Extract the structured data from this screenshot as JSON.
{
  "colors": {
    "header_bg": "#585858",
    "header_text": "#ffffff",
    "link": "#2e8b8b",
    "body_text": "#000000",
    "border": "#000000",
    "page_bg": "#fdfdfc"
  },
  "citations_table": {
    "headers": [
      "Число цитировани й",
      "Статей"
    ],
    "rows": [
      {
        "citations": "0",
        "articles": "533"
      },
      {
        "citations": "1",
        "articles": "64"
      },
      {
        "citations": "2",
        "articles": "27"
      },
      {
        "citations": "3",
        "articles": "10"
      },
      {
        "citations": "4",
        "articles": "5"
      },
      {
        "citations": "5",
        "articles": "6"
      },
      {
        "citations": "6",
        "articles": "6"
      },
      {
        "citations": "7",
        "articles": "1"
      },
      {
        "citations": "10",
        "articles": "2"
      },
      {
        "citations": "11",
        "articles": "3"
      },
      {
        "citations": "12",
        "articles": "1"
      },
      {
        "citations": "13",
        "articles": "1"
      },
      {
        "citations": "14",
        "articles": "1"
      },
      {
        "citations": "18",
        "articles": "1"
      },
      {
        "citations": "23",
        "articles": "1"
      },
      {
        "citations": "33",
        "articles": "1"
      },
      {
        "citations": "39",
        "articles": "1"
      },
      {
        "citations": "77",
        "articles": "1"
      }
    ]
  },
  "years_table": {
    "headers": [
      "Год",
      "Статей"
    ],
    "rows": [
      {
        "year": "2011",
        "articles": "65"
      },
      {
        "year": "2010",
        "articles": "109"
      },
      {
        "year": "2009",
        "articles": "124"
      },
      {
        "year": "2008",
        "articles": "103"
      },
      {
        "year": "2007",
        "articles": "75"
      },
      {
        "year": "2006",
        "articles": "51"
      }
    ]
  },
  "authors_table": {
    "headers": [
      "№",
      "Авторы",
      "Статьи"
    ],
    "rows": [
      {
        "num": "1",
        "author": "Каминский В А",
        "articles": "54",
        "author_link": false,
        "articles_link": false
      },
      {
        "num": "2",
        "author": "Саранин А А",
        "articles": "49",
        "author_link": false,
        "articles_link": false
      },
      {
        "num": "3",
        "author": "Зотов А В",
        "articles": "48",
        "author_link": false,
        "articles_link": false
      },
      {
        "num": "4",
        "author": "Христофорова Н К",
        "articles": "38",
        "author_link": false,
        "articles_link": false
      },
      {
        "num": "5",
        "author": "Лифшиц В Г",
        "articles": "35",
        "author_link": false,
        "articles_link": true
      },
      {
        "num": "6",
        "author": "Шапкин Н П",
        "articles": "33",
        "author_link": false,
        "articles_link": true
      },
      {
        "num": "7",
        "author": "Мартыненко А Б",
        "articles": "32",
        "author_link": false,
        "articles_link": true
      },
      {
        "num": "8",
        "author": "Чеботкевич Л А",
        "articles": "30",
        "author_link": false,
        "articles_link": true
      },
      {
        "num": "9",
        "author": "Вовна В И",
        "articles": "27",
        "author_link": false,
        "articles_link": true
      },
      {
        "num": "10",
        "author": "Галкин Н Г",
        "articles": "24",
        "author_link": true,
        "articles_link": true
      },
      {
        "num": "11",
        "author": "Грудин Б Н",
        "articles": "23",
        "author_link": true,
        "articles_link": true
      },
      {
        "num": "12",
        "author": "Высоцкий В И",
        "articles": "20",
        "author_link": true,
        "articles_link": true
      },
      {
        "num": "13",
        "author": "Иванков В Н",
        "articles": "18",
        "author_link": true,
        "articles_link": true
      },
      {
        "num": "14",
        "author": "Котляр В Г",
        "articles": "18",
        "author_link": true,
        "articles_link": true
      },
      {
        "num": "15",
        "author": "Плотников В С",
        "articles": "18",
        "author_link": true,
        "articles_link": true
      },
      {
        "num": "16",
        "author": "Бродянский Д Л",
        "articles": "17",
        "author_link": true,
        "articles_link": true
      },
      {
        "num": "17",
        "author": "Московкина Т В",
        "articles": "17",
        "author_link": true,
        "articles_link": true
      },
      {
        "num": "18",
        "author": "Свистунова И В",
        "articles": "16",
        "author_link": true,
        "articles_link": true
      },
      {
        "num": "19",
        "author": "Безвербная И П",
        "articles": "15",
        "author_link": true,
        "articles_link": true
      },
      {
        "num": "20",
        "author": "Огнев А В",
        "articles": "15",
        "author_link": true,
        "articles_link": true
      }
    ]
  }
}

** STATED EXERCISE **
Go through the data and return every record exactly.

** CORRECT RESPONSE **
Extract the structured data from this screenshot as JSON.
{
  "colors": {
    "header_bg": "#585858",
    "header_text": "#ffffff",
    "link": "#2e8b8b",
    "body_text": "#000000",
    "border": "#000000",
    "page_bg": "#fdfdfc"
  },
  "citations_table": {
    "headers": [
      "Число цитировани й",
      "Статей"
    ],
    "rows": [
      {
        "citations": "0",
        "articles": "533"
      },
      {
        "citations": "1",
        "articles": "64"
      },
      {
        "citations": "2",
        "articles": "27"
      },
      {
        "citations": "3",
        "articles": "10"
      },
      {
        "citations": "4",
        "articles": "5"
      },
      {
        "citations": "5",
        "articles": "6"
      },
      {
        "citations": "6",
        "articles": "6"
      },
      {
        "citations": "7",
        "articles": "1"
      },
      {
        "citations": "10",
        "articles": "2"
      },
      {
        "citations": "11",
        "articles": "3"
      },
      {
        "citations": "12",
        "articles": "1"
      },
      {
        "citations": "13",
        "articles": "1"
      },
      {
        "citations": "14",
        "articles": "1"
      },
      {
        "citations": "18",
        "articles": "1"
      },
      {
        "citations": "23",
        "articles": "1"
      },
      {
        "citations": "33",
        "articles": "1"
      },
      {
        "citations": "39",
        "articles": "1"
      },
      {
        "citations": "77",
        "articles": "1"
      }
    ]
  },
  "years_table": {
    "headers": [
      "Год",
      "Статей"
    ],
    "rows": [
      {
        "year": "2011",
        "articles": "65"
      },
      {
        "year": "2010",
        "articles": "109"
      },
      {
        "year": "2009",
        "articles": "124"
      },
      {
        "year": "2008",
        "articles": "103"
      },
      {
        "year": "2007",
        "articles": "75"
      },
      {
        "year": "2006",
        "articles": "51"
      }
    ]
  },
  "authors_table": {
    "headers": [
      "№",
      "Авторы",
      "Статьи"
    ],
    "rows": [
      {
        "num": "1",
        "author": "Каминский В А",
        "articles": "54",
        "author_link": false,
        "articles_link": false
      },
      {
        "num": "2",
        "author": "Саранин А А",
        "articles": "49",
        "author_link": false,
        "articles_link": false
      },
      {
        "num": "3",
        "author": "Зотов А В",
        "articles": "48",
        "author_link": false,
        "articles_link": false
      },
      {
        "num": "4",
        "author": "Христофорова Н К",
        "articles": "38",
        "author_link": false,
        "articles_link": false
      },
      {
        "num": "5",
        "author": "Лифшиц В Г",
        "articles": "35",
        "author_link": false,
        "articles_link": true
      },
      {
        "num": "6",
        "author": "Шапкин Н П",
        "articles": "33",
        "author_link": false,
        "articles_link": true
      },
      {
        "num": "7",
        "author": "Мартыненко А Б",
        "articles": "32",
        "author_link": false,
        "articles_link": true
      },
      {
        "num": "8",
        "author": "Чеботкевич Л А",
        "articles": "30",
        "author_link": false,
        "articles_link": true
      },
      {
        "num": "9",
        "author": "Вовна В И",
        "articles": "27",
        "author_link": false,
        "articles_link": true
      },
      {
        "num": "10",
        "author": "Галкин Н Г",
        "articles": "24",
        "author_link": true,
        "articles_link": true
      },
      {
        "num": "11",
        "author": "Грудин Б Н",
        "articles": "23",
        "author_link": true,
        "articles_link": true
      },
      {
        "num": "12",
        "author": "Высоцкий В И",
        "articles": "20",
        "author_link": true,
        "articles_link": true
      },
      {
        "num": "13",
        "author": "Иванков В Н",
        "articles": "18",
        "author_link": true,
        "articles_link": true
      },
      {
        "num": "14",
        "author": "Котляр В Г",
        "articles": "18",
        "author_link": true,
        "articles_link": true
      },
      {
        "num": "15",
        "author": "Плотников В С",
        "articles": "18",
        "author_link": true,
        "articles_link": true
      },
      {
        "num": "16",
        "author": "Бродянский Д Л",
        "articles": "17",
        "author_link": true,
        "articles_link": true
      },
      {
        "num": "17",
        "author": "Московкина Т В",
        "articles": "17",
        "author_link": true,
        "articles_link": true
      },
      {
        "num": "18",
        "author": "Свистунова И В",
        "articles": "16",
        "author_link": true,
        "articles_link": true
      },
      {
        "num": "19",
        "author": "Безвербная И П",
        "articles": "15",
        "author_link": true,
        "articles_link": true
      },
      {
        "num": "20",
        "author": "Огнев А В",
        "articles": "15",
        "author_link": true,
        "articles_link": true
      }
    ]
  }
}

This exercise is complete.